Reproduce word for word the part of the text below about life in Mexico, from "Life looks good" to "is a façade.".

- Extract to read -

== Segment start ==

Life looks good in Mexico to those Americans who jet into Cancun and jet out a week later, sunburned and sated with mushy margaritas. But this image is fake. It is a façade.

The resorts rest on a foundation of corruption; only the oligarchic political and business elite (and their children) drive the fancy German cars and patronize the upscale restaurants; the factories are real but their reach is limited and the average national income is $4,500, with the daily minimum wage about $5; and the cost of phone service in Mexico is one of the highest in the world, thanks to the longtime monopoly held by TelMex, which is run by Carlos Slim, the world’s richest man.

Anyone who spends time in the poorer communities in Mexico easily encounters more vivid examples of Mexican life behind the façade – single mothers who live in tin shacks and make 20 or 30 pesos a day selling trinkets to tourists; children old enough to be in middle school in the U.S. who have never set foot in a Mexico classroom; villages empty of working-age men, who are in the U.S. picking crops, cooking food and tidying up the yards of the wealthy; and more and more.

== Segment end ==

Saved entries
== Segment start ==

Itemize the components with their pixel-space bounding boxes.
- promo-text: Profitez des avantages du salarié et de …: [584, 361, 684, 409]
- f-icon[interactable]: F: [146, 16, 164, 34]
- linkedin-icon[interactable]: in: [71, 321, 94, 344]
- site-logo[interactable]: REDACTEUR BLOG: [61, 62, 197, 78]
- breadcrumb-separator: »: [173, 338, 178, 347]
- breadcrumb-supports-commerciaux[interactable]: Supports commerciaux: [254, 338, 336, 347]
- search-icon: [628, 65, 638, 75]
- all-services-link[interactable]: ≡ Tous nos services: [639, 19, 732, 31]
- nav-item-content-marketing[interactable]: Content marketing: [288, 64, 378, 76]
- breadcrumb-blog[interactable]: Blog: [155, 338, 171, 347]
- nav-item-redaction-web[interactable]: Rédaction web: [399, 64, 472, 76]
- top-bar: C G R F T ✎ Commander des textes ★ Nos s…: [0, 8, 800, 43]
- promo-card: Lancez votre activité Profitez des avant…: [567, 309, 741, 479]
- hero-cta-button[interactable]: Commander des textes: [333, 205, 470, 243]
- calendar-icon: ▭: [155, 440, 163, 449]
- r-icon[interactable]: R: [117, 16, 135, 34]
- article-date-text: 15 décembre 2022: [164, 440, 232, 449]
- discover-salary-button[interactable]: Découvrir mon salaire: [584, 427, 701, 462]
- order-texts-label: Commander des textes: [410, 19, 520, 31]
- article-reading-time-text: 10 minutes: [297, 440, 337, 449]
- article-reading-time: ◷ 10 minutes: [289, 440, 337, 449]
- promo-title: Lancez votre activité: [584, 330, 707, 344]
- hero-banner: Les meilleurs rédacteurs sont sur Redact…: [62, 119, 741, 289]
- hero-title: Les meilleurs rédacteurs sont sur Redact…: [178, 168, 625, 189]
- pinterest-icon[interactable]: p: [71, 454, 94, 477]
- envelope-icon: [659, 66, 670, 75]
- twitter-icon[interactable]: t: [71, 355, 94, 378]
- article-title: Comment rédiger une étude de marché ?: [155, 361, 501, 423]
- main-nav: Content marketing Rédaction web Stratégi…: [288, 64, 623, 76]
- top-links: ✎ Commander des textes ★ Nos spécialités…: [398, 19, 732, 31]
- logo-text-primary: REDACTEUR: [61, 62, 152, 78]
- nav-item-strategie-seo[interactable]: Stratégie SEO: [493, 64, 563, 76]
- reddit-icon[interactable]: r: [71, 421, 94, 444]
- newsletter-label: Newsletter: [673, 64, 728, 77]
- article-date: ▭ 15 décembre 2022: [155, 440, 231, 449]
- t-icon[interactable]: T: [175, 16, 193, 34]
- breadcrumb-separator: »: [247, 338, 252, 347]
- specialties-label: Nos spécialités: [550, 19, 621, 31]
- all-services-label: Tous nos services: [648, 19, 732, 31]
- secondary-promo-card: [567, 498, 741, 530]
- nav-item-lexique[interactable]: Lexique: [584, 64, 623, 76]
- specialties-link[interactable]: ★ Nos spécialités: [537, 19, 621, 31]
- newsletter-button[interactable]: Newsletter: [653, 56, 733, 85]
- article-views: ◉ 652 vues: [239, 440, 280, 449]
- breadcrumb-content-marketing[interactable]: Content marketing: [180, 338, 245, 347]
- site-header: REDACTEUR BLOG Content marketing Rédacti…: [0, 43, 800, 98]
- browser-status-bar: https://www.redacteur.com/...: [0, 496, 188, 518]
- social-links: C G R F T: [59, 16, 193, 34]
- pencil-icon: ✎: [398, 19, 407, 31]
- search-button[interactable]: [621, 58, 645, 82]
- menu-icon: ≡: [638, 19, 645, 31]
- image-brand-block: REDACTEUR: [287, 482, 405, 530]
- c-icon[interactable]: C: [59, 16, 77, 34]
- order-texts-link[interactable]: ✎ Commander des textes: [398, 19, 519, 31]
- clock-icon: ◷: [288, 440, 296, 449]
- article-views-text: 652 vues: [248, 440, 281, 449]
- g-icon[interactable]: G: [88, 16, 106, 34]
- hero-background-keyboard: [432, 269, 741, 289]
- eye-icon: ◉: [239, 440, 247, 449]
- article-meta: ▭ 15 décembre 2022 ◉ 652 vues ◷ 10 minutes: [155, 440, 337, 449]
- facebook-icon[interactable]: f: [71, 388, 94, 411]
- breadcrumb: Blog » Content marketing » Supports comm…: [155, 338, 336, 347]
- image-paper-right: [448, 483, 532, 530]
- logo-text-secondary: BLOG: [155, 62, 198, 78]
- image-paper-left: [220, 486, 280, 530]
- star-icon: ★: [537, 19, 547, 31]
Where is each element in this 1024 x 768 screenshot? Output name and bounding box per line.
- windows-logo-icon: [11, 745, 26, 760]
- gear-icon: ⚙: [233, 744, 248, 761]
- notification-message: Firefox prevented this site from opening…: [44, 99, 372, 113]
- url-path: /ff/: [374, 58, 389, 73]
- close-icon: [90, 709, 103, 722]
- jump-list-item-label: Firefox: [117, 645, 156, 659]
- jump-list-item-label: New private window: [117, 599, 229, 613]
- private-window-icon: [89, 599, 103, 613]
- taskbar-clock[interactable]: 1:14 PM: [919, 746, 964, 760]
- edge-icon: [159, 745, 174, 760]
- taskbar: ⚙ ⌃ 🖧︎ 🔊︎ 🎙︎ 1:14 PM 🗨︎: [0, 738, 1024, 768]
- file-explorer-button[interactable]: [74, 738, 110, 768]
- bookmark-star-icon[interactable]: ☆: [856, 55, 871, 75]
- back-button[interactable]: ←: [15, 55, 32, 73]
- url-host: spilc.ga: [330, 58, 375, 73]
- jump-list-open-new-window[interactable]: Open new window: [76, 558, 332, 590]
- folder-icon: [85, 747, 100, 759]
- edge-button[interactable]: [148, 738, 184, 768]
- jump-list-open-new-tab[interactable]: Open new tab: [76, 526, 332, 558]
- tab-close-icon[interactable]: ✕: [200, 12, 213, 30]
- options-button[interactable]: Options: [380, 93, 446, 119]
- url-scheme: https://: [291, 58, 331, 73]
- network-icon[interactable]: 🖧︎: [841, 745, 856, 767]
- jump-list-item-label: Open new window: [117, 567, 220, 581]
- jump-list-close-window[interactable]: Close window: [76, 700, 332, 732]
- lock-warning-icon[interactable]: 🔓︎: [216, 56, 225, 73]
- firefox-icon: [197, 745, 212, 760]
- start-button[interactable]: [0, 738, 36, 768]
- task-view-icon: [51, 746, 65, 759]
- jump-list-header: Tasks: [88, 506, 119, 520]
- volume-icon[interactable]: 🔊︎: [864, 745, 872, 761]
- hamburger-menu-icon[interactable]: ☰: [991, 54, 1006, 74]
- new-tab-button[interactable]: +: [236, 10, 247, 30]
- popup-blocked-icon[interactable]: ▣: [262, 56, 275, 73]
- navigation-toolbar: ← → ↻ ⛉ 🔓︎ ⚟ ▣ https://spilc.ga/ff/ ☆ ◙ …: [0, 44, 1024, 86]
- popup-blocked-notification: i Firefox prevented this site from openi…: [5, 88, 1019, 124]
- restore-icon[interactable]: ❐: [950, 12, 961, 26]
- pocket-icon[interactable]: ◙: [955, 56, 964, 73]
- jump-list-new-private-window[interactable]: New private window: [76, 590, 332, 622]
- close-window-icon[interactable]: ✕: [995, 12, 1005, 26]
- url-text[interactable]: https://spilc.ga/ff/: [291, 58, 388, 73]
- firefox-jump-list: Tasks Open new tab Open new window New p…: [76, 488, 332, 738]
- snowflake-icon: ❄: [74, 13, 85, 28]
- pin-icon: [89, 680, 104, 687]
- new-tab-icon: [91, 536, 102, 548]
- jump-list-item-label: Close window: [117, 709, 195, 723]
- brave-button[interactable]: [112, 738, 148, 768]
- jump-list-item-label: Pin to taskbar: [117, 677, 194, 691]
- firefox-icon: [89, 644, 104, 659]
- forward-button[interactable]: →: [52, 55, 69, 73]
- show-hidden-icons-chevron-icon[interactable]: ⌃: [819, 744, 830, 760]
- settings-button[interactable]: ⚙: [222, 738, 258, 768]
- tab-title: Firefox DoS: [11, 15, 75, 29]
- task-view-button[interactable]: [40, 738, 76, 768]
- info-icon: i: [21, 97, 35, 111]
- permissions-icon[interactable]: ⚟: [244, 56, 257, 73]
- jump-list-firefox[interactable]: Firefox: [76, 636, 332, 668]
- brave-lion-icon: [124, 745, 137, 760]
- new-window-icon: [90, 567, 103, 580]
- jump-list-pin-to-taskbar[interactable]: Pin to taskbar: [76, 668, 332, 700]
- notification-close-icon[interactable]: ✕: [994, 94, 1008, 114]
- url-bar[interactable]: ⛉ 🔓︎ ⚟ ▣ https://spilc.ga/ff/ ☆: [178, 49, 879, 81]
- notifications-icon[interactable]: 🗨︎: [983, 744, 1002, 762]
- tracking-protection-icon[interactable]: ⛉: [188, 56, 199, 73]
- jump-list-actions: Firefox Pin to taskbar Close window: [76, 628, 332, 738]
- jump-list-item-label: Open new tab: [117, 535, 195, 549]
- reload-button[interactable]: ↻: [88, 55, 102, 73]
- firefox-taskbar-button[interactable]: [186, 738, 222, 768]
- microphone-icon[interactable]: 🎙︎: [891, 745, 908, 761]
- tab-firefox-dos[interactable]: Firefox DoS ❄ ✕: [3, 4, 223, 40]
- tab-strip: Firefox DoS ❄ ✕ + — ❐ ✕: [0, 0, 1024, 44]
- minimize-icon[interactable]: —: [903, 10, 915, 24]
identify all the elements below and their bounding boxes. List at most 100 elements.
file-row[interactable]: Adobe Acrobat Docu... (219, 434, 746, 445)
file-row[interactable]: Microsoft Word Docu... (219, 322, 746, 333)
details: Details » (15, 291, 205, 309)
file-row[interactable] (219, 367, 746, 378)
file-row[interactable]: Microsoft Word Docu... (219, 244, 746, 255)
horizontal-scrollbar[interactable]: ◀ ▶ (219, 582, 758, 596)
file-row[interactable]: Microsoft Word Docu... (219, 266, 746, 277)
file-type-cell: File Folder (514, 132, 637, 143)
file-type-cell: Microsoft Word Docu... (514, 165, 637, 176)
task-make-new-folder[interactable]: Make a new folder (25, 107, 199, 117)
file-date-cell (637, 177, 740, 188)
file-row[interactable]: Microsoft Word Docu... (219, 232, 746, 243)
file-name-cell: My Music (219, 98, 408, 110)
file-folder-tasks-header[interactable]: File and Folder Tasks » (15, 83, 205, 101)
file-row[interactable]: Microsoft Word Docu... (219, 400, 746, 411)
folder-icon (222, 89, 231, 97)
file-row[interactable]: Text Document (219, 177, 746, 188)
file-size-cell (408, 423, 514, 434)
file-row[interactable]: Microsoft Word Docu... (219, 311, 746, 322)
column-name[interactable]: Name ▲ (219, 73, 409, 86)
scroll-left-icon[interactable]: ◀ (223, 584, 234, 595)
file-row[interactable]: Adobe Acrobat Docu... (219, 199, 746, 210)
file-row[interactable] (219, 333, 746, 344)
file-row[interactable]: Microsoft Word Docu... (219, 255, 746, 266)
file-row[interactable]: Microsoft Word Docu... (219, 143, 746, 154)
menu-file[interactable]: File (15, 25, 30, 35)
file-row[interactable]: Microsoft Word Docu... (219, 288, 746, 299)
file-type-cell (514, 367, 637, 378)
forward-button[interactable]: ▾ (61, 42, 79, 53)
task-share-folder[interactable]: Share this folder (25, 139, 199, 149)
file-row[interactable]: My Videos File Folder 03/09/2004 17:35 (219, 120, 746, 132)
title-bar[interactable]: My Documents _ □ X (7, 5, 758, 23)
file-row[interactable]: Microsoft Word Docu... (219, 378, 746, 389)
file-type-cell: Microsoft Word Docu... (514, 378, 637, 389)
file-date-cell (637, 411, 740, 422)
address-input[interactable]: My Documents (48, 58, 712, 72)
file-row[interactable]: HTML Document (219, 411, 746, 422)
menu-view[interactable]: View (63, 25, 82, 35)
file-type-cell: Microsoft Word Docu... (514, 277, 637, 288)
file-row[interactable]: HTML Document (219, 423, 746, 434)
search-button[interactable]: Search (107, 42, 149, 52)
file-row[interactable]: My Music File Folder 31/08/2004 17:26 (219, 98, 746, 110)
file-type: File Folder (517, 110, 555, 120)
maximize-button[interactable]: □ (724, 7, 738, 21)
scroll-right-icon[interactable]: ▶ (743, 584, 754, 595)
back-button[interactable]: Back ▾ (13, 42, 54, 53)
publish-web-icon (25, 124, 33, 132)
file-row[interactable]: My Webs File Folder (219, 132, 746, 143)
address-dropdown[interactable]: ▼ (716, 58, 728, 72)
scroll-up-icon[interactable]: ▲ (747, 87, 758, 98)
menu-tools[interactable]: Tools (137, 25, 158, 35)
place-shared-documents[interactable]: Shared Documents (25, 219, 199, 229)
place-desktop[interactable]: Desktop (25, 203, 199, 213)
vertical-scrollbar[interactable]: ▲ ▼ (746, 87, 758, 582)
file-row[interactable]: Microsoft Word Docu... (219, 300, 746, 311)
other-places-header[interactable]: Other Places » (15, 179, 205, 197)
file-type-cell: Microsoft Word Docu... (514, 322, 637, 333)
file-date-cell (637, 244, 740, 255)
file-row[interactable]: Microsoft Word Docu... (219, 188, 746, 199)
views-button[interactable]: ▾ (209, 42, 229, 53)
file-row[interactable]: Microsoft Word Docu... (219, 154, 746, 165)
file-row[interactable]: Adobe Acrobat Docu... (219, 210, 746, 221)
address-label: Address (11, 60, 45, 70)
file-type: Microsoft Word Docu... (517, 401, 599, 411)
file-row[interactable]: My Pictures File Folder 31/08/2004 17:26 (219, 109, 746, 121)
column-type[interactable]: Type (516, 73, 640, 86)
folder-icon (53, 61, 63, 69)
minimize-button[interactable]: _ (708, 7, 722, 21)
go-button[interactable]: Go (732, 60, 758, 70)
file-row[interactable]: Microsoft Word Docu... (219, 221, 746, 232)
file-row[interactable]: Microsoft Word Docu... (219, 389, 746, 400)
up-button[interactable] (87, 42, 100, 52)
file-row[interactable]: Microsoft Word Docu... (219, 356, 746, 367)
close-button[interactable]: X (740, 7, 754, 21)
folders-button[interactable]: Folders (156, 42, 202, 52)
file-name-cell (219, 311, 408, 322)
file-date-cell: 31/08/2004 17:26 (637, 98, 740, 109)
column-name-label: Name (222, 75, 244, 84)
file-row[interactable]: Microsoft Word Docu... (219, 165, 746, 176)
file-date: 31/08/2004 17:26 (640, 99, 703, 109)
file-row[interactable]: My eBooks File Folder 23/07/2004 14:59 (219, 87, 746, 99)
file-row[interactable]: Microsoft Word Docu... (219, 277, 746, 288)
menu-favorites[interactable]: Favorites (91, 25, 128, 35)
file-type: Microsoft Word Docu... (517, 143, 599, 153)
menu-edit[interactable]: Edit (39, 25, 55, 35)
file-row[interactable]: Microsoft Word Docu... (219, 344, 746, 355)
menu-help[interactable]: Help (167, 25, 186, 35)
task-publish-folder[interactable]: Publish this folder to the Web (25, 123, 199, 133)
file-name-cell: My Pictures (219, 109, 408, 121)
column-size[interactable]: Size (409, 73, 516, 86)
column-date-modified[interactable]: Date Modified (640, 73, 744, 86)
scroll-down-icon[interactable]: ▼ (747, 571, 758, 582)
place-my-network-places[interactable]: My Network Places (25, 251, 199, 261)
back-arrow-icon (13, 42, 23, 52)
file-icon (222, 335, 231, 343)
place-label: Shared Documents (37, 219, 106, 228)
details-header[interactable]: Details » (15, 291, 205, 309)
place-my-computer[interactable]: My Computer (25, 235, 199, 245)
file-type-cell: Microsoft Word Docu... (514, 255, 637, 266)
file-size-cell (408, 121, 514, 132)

== Segment end ==

- Answer for this exercise -
Life looks good in Mexico to those Americans who jet into Cancun and jet out a week later, sunburned and sated with mushy margaritas. But this image is fake. It is a façade.